══ Task inputs

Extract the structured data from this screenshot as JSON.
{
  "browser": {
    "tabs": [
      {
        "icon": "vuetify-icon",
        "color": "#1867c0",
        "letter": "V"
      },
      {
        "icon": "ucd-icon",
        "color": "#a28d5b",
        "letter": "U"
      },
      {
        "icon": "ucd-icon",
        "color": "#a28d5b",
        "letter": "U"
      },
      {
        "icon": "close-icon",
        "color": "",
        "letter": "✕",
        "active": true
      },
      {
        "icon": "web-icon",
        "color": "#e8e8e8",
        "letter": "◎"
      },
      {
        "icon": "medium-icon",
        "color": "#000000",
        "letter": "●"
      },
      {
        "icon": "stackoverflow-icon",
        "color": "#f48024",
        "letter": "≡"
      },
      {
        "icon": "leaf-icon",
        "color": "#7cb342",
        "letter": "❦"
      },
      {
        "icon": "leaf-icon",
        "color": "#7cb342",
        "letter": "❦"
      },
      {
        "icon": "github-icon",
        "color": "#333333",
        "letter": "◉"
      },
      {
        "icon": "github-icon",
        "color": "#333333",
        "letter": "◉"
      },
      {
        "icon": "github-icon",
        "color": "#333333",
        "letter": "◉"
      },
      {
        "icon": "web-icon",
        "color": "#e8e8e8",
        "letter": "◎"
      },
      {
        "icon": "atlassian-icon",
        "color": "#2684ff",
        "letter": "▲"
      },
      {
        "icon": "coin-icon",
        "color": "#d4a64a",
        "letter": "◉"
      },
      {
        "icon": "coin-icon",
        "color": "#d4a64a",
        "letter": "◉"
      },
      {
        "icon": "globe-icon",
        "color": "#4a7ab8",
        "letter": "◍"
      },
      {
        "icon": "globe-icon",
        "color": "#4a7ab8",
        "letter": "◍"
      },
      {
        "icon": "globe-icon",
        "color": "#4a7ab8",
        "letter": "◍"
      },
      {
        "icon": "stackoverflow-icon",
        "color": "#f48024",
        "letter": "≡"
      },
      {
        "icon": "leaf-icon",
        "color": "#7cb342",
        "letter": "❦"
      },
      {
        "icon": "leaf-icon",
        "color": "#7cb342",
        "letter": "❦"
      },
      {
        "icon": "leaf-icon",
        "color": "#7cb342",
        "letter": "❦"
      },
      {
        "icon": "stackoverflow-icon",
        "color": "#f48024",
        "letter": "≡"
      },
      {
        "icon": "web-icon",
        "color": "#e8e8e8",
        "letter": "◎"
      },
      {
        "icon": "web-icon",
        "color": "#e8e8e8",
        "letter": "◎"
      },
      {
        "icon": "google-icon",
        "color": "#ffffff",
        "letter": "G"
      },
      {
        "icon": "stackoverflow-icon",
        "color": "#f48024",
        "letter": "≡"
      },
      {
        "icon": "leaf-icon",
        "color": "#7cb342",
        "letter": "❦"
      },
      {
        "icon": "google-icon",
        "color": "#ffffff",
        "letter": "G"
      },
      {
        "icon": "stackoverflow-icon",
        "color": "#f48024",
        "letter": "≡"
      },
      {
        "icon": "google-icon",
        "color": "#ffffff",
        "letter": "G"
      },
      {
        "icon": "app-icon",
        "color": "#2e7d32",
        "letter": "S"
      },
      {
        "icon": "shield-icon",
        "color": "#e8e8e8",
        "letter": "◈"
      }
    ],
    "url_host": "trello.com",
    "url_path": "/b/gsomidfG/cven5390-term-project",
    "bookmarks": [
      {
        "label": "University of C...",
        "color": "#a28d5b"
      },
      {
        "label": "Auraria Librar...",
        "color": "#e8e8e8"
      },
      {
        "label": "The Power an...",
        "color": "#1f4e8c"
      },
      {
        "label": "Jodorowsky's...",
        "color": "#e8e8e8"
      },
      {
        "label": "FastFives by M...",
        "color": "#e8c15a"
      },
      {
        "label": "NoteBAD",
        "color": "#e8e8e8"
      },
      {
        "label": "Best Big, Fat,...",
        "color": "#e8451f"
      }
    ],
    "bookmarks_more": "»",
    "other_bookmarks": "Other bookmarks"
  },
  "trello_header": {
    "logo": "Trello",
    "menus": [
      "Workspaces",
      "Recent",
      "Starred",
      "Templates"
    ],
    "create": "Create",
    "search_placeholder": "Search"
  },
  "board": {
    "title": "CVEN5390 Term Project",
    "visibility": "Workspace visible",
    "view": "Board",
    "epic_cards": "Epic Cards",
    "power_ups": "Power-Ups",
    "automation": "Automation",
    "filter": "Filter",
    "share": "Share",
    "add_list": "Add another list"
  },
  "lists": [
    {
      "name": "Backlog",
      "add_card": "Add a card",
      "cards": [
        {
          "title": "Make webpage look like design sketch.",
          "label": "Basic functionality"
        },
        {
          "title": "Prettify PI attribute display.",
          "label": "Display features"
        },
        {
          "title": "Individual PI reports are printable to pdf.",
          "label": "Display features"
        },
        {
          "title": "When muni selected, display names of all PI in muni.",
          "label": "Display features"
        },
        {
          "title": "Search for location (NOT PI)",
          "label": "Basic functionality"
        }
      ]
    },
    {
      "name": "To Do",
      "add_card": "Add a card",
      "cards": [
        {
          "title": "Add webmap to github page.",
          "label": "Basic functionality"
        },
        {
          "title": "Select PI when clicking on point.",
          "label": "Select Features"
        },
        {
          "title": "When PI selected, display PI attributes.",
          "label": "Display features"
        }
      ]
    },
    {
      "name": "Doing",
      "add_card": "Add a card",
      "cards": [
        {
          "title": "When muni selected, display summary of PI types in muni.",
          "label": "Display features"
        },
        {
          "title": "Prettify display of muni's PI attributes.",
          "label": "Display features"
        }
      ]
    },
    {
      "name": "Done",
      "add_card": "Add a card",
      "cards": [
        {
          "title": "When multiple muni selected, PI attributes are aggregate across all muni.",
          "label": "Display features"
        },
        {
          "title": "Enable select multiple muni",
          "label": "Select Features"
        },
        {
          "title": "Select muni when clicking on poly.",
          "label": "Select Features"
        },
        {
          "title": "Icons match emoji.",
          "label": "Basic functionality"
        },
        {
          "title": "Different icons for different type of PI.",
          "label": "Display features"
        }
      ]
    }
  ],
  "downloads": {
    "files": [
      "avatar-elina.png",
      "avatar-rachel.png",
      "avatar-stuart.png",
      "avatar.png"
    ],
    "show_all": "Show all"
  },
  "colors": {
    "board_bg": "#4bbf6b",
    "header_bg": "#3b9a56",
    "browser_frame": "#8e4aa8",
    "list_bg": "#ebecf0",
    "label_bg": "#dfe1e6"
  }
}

════

▸ The problem: Copy all the records above precisely.

▸ Answer for this exercise:
Extract the structured data from this screenshot as JSON.
{
  "browser": {
    "tabs": [
      {
        "icon": "vuetify-icon",
        "color": "#1867c0",
        "letter": "V"
      },
      {
        "icon": "ucd-icon",
        "color": "#a28d5b",
        "letter": "U"
      },
      {
        "icon": "ucd-icon",
        "color": "#a28d5b",
        "letter": "U"
      },
      {
        "icon": "close-icon",
        "color": "",
        "letter": "✕",
        "active": true
      },
      {
        "icon": "web-icon",
        "color": "#e8e8e8",
        "letter": "◎"
      },
      {
        "icon": "medium-icon",
        "color": "#000000",
        "letter": "●"
      },
      {
        "icon": "stackoverflow-icon",
        "color": "#f48024",
        "letter": "≡"
      },
      {
        "icon": "leaf-icon",
        "color": "#7cb342",
        "letter": "❦"
      },
      {
        "icon": "leaf-icon",
        "color": "#7cb342",
        "letter": "❦"
      },
      {
        "icon": "github-icon",
        "color": "#333333",
        "letter": "◉"
      },
      {
        "icon": "github-icon",
        "color": "#333333",
        "letter": "◉"
      },
      {
        "icon": "github-icon",
        "color": "#333333",
        "letter": "◉"
      },
      {
        "icon": "web-icon",
        "color": "#e8e8e8",
        "letter": "◎"
      },
      {
        "icon": "atlassian-icon",
        "color": "#2684ff",
        "letter": "▲"
      },
      {
        "icon": "coin-icon",
        "color": "#d4a64a",
        "letter": "◉"
      },
      {
        "icon": "coin-icon",
        "color": "#d4a64a",
        "letter": "◉"
      },
      {
        "icon": "globe-icon",
        "color": "#4a7ab8",
        "letter": "◍"
      },
      {
        "icon": "globe-icon",
        "color": "#4a7ab8",
        "letter": "◍"
      },
      {
        "icon": "globe-icon",
        "color": "#4a7ab8",
        "letter": "◍"
      },
      {
        "icon": "stackoverflow-icon",
        "color": "#f48024",
        "letter": "≡"
      },
      {
        "icon": "leaf-icon",
        "color": "#7cb342",
        "letter": "❦"
      },
      {
        "icon": "leaf-icon",
        "color": "#7cb342",
        "letter": "❦"
      },
      {
        "icon": "leaf-icon",
        "color": "#7cb342",
        "letter": "❦"
      },
      {
        "icon": "stackoverflow-icon",
        "color": "#f48024",
        "letter": "≡"
      },
      {
        "icon": "web-icon",
        "color": "#e8e8e8",
        "letter": "◎"
      },
      {
        "icon": "web-icon",
        "color": "#e8e8e8",
        "letter": "◎"
      },
      {
        "icon": "google-icon",
        "color": "#ffffff",
        "letter": "G"
      },
      {
        "icon": "stackoverflow-icon",
        "color": "#f48024",
        "letter": "≡"
      },
      {
        "icon": "leaf-icon",
        "color": "#7cb342",
        "letter": "❦"
      },
      {
        "icon": "google-icon",
        "color": "#ffffff",
        "letter": "G"
      },
      {
        "icon": "stackoverflow-icon",
        "color": "#f48024",
        "letter": "≡"
      },
      {
        "icon": "google-icon",
        "color": "#ffffff",
        "letter": "G"
      },
      {
        "icon": "app-icon",
        "color": "#2e7d32",
        "letter": "S"
      },
      {
        "icon": "shield-icon",
        "color": "#e8e8e8",
        "letter": "◈"
      }
    ],
    "url_host": "trello.com",
    "url_path": "/b/gsomidfG/cven5390-term-project",
    "bookmarks": [
      {
        "label": "University of C...",
        "color": "#a28d5b"
      },
      {
        "label": "Auraria Librar...",
        "color": "#e8e8e8"
      },
      {
        "label": "The Power an...",
        "color": "#1f4e8c"
      },
      {
        "label": "Jodorowsky's...",
        "color": "#e8e8e8"
      },
      {
        "label": "FastFives by M...",
        "color": "#e8c15a"
      },
      {
        "label": "NoteBAD",
        "color": "#e8e8e8"
      },
      {
        "label": "Best Big, Fat,...",
        "color": "#e8451f"
      }
    ],
    "bookmarks_more": "»",
    "other_bookmarks": "Other bookmarks"
  },
  "trello_header": {
    "logo": "Trello",
    "menus": [
      "Workspaces",
      "Recent",
      "Starred",
      "Templates"
    ],
    "create": "Create",
    "search_placeholder": "Search"
  },
  "board": {
    "title": "CVEN5390 Term Project",
    "visibility": "Workspace visible",
    "view": "Board",
    "epic_cards": "Epic Cards",
    "power_ups": "Power-Ups",
    "automation": "Automation",
    "filter": "Filter",
    "share": "Share",
    "add_list": "Add another list"
  },
  "lists": [
    {
      "name": "Backlog",
      "add_card": "Add a card",
      "cards": [
        {
          "title": "Make webpage look like design sketch.",
          "label": "Basic functionality"
        },
        {
          "title": "Prettify PI attribute display.",
          "label": "Display features"
        },
        {
          "title": "Individual PI reports are printable to pdf.",
          "label": "Display features"
        },
        {
          "title": "When muni selected, display names of all PI in muni.",
          "label": "Display features"
        },
        {
          "title": "Search for location (NOT PI)",
          "label": "Basic functionality"
        }
      ]
    },
    {
      "name": "To Do",
      "add_card": "Add a card",
      "cards": [
        {
          "title": "Add webmap to github page.",
          "label": "Basic functionality"
        },
        {
          "title": "Select PI when clicking on point.",
          "label": "Select Features"
        },
        {
          "title": "When PI selected, display PI attributes.",
          "label": "Display features"
        }
      ]
    },
    {
      "name": "Doing",
      "add_card": "Add a card",
      "cards": [
        {
          "title": "When muni selected, display summary of PI types in muni.",
          "label": "Display features"
        },
        {
          "title": "Prettify display of muni's PI attributes.",
          "label": "Display features"
        }
      ]
    },
    {
      "name": "Done",
      "add_card": "Add a card",
      "cards": [
        {
          "title": "When multiple muni selected, PI attributes are aggregate across all muni.",
          "label": "Display features"
        },
        {
          "title": "Enable select multiple muni",
          "label": "Select Features"
        },
        {
          "title": "Select muni when clicking on poly.",
          "label": "Select Features"
        },
        {
          "title": "Icons match emoji.",
          "label": "Basic functionality"
        },
        {
          "title": "Different icons for different type of PI.",
          "label": "Display features"
        }
      ]
    }
  ],
  "downloads": {
    "files": [
      "avatar-elina.png",
      "avatar-rachel.png",
      "avatar-stuart.png",
      "avatar.png"
    ],
    "show_all": "Show all"
  },
  "colors": {
    "board_bg": "#4bbf6b",
    "header_bg": "#3b9a56",
    "browser_frame": "#8e4aa8",
    "list_bg": "#ebecf0",
    "label_bg": "#dfe1e6"
  }
}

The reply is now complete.